● **Task requirements**: Return exactly the lines from the one containing "Transcribe the text in this document." through the last line of the records below, both included, and leave out any pictures.

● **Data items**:
-- BEGIN --

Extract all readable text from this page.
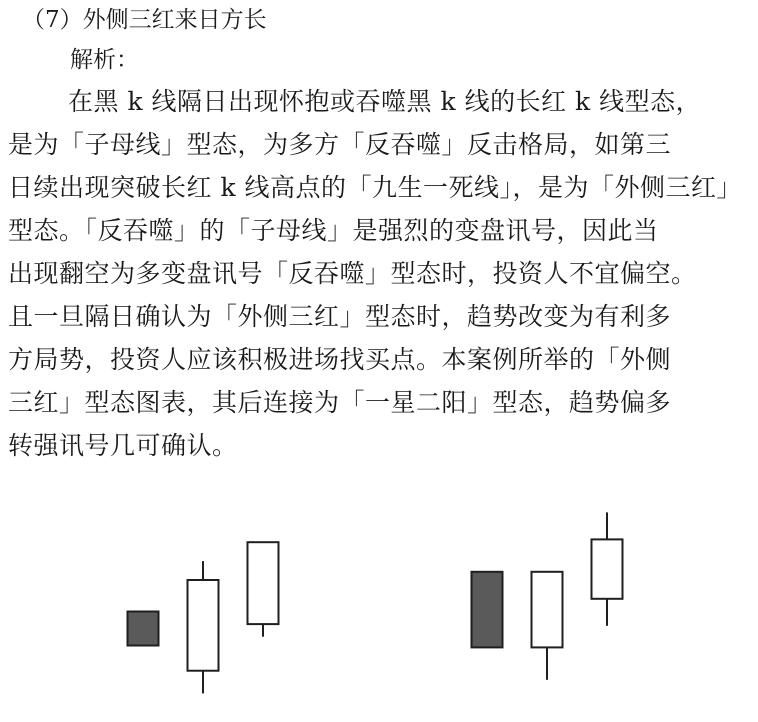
（7）外侧三红来日方长
解析：
在黑 k 线隔日出现怀抱或吞噬黑 k 线的长红 k 线型态，
是为「子母线」型态，为多方「反吞噬」反击格局，如第三
日续出现突破长红 k 线高点的「九生一死线」，是为「外侧三红」
型态。「反吞噬」的「子母线」是强烈的变盘讯号，因此当
出现翻空为多变盘讯号「反吞噬」型态时，投资人不宜偏空。
且一旦隔日确认为「外侧三红」型态时，趋势改变为有利多
方局势，投资人应该积极进场找买点。本案例所举的「外侧
三红」型态图表，其后连接为「一星二阳」型态，趋势偏多
转强讯号几可确认。
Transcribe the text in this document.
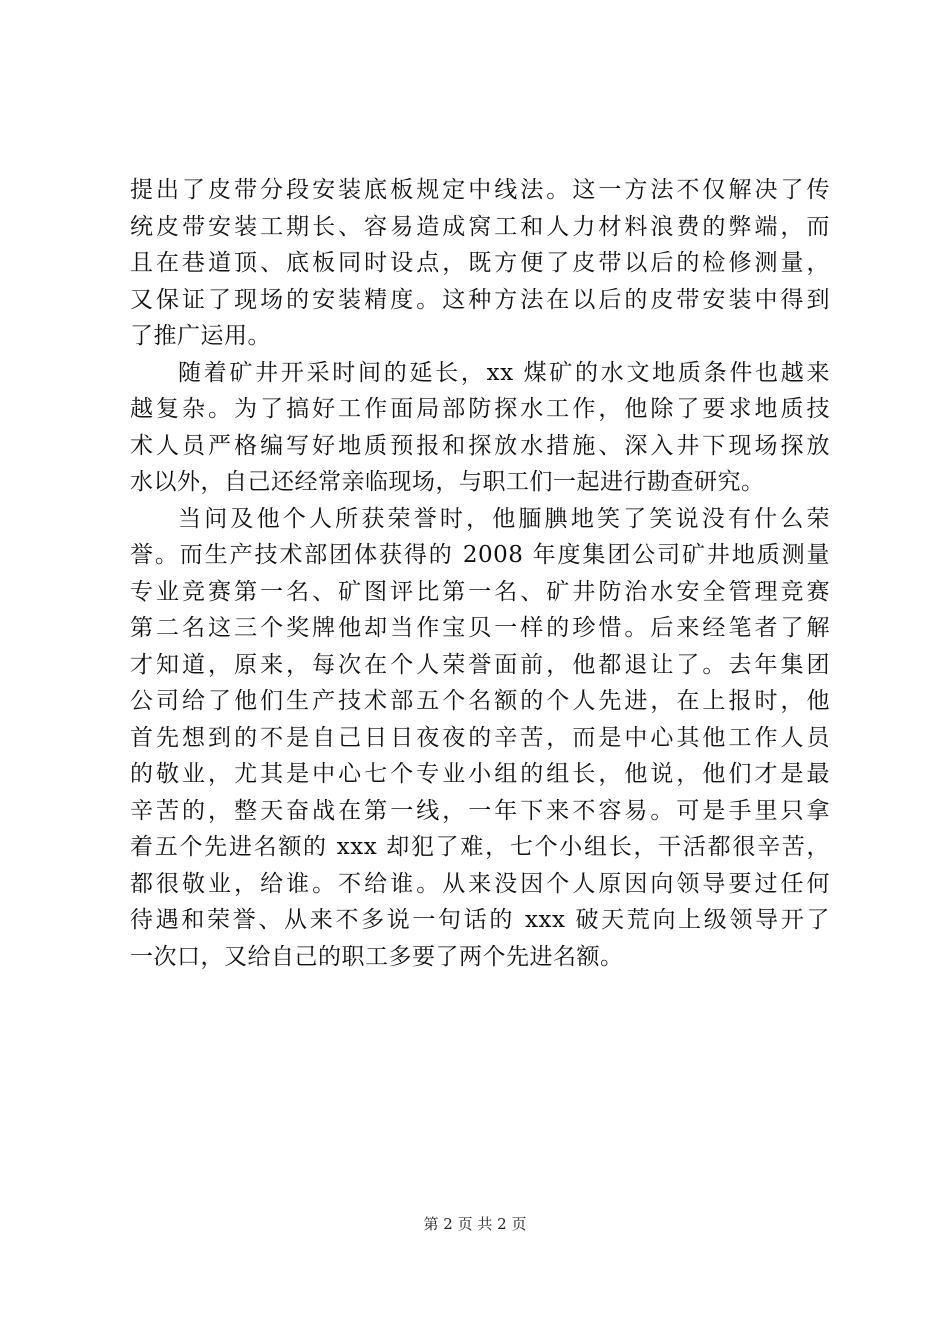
提出了皮带分段安装底板规定中线法。这一方法不仅解决了传
统皮带安装工期长、容易造成窝工和人力材料浪费的弊端，而
且在巷道顶、底板同时设点，既方便了皮带以后的检修测量，
又保证了现场的安装精度。这种方法在以后的皮带安装中得到
了推广运用。
随着矿井开采时间的延长，xx 煤矿的水文地质条件也越来
越复杂。为了搞好工作面局部防探水工作，他除了要求地质技
术人员严格编写好地质预报和探放水措施、深入井下现场探放
水以外，自己还经常亲临现场，与职工们一起进行勘查研究。
当问及他个人所获荣誉时，他腼腆地笑了笑说没有什么荣
誉。而生产技术部团体获得的 2008 年度集团公司矿井地质测量
专业竞赛第一名、矿图评比第一名、矿井防治水安全管理竞赛
第二名这三个奖牌他却当作宝贝一样的珍惜。后来经笔者了解
才知道，原来，每次在个人荣誉面前，他都退让了。去年集团
公司给了他们生产技术部五个名额的个人先进，在上报时，他
首先想到的不是自己日日夜夜的辛苦，而是中心其他工作人员
的敬业，尤其是中心七个专业小组的组长，他说，他们才是最
辛苦的，整天奋战在第一线，一年下来不容易。可是手里只拿
着五个先进名额的 xxx 却犯了难，七个小组长，干活都很辛苦，
都很敬业，给谁。不给谁。从来没因个人原因向领导要过任何
待遇和荣誉、从来不多说一句话的 xxx 破天荒向上级领导开了
一次口，又给自己的职工多要了两个先进名额。
第 2 页 共 2 页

-- END --

● **Result for this exercise**:
Transcribe the text in this document.
提出了皮带分段安装底板规定中线法。这一方法不仅解决了传
统皮带安装工期长、容易造成窝工和人力材料浪费的弊端，而
且在巷道顶、底板同时设点，既方便了皮带以后的检修测量，
又保证了现场的安装精度。这种方法在以后的皮带安装中得到
了推广运用。
随着矿井开采时间的延长，xx 煤矿的水文地质条件也越来
越复杂。为了搞好工作面局部防探水工作，他除了要求地质技
术人员严格编写好地质预报和探放水措施、深入井下现场探放
水以外，自己还经常亲临现场，与职工们一起进行勘查研究。
当问及他个人所获荣誉时，他腼腆地笑了笑说没有什么荣
誉。而生产技术部团体获得的 2008 年度集团公司矿井地质测量
专业竞赛第一名、矿图评比第一名、矿井防治水安全管理竞赛
第二名这三个奖牌他却当作宝贝一样的珍惜。后来经笔者了解
才知道，原来，每次在个人荣誉面前，他都退让了。去年集团
公司给了他们生产技术部五个名额的个人先进，在上报时，他
首先想到的不是自己日日夜夜的辛苦，而是中心其他工作人员
的敬业，尤其是中心七个专业小组的组长，他说，他们才是最
辛苦的，整天奋战在第一线，一年下来不容易。可是手里只拿
着五个先进名额的 xxx 却犯了难，七个小组长，干活都很辛苦，
都很敬业，给谁。不给谁。从来没因个人原因向领导要过任何
待遇和荣誉、从来不多说一句话的 xxx 破天荒向上级领导开了
一次口，又给自己的职工多要了两个先进名额。
第 2 页 共 2 页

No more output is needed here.